**EXERCISE DIRECTIONS**
Copy down every line where the string "text" shows up.

**EXTRACTED DATA**
☆ ☆ ☆ ☆

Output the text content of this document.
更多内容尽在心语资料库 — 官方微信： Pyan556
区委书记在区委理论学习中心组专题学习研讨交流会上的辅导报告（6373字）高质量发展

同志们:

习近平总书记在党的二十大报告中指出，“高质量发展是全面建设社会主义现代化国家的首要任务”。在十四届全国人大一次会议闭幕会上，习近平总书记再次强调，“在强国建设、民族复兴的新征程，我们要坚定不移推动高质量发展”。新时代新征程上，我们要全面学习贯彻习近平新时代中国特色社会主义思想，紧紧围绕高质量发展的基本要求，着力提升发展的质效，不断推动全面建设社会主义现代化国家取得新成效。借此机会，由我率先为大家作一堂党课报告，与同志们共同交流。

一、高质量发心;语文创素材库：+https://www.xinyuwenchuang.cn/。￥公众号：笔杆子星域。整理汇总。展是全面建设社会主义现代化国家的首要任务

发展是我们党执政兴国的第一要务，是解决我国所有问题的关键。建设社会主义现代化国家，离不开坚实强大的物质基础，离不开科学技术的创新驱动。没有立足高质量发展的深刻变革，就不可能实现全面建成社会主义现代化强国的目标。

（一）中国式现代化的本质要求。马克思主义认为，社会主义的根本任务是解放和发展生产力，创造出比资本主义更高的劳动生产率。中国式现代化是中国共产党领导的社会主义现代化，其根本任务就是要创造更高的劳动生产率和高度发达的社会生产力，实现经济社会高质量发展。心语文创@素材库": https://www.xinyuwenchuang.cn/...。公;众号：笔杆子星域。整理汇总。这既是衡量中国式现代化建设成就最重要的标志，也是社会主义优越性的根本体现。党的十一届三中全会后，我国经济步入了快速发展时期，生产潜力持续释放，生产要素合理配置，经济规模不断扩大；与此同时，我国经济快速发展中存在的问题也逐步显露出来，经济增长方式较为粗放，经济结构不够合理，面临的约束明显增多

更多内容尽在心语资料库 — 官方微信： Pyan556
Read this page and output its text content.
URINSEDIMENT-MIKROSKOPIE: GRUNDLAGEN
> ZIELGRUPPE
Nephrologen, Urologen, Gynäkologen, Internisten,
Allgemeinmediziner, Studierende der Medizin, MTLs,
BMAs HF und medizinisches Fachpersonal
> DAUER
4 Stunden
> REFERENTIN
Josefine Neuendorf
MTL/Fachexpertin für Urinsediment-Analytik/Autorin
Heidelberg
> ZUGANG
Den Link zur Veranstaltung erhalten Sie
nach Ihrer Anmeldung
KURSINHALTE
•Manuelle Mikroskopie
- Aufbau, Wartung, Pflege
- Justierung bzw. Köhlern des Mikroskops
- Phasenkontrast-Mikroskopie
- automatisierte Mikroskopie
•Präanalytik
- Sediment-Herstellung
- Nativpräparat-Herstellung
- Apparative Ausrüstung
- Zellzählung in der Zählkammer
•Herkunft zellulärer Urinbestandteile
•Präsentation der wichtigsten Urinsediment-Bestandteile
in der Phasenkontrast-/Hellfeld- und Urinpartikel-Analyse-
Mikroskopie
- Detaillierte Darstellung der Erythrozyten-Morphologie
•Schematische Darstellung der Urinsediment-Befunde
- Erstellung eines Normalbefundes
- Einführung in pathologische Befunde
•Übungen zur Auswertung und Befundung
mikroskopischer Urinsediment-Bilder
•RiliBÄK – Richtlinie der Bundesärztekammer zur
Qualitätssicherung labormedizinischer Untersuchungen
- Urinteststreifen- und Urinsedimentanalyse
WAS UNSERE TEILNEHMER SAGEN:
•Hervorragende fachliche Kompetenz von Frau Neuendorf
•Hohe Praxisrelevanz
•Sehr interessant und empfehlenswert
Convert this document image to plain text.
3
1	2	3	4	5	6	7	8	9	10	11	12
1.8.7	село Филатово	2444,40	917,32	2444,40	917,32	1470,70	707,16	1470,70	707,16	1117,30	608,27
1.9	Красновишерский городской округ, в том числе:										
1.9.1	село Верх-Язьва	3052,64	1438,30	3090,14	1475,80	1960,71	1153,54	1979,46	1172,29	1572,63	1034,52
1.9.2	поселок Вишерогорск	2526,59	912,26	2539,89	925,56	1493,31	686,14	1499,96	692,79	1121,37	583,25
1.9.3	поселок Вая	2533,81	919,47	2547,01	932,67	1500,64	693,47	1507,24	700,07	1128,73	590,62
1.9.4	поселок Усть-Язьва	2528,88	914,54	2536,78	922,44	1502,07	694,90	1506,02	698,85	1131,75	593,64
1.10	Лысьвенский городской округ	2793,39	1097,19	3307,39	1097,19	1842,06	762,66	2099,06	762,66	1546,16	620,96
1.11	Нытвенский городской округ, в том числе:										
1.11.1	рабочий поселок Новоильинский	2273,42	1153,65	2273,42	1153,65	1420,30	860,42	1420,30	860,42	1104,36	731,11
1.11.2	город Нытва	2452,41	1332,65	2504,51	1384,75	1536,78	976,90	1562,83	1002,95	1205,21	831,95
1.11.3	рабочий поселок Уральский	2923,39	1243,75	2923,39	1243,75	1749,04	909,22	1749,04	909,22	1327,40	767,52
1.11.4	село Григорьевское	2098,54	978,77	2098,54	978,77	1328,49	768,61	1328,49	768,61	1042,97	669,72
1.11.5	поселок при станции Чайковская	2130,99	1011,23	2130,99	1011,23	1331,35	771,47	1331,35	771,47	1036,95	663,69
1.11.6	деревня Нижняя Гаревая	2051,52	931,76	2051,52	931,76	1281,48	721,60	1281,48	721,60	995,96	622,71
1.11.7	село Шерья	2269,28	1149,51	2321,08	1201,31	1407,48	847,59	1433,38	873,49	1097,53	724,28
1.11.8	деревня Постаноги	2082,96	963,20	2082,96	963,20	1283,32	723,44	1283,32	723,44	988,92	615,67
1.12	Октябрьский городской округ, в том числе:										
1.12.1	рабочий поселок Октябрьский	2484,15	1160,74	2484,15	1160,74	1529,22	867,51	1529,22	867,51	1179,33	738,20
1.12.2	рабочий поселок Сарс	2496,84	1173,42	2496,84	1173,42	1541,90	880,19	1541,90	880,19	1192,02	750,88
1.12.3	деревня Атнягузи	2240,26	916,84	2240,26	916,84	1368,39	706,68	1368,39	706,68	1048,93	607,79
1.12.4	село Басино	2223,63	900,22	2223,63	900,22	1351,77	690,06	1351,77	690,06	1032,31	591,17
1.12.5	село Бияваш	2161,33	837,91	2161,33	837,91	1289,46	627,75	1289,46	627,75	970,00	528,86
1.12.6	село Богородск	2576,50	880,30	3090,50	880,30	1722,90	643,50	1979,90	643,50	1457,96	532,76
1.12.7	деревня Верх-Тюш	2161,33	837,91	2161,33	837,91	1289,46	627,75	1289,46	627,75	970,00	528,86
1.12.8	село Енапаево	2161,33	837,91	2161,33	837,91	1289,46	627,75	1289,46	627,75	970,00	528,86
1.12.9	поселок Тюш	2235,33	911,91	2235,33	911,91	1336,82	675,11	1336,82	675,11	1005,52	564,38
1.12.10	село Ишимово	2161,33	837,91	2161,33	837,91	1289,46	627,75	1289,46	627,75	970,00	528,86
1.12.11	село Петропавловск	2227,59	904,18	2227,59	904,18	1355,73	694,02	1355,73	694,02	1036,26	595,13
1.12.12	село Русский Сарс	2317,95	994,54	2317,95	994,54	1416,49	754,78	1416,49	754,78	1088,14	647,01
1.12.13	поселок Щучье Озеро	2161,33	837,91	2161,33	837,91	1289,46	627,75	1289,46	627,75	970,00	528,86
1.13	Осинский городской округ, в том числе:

☆ ☆ ☆ ☆

**OUTPUT FOR THIS TASK**
Output the text content of this document.
Read this page and output its text content.
Convert this document image to plain text.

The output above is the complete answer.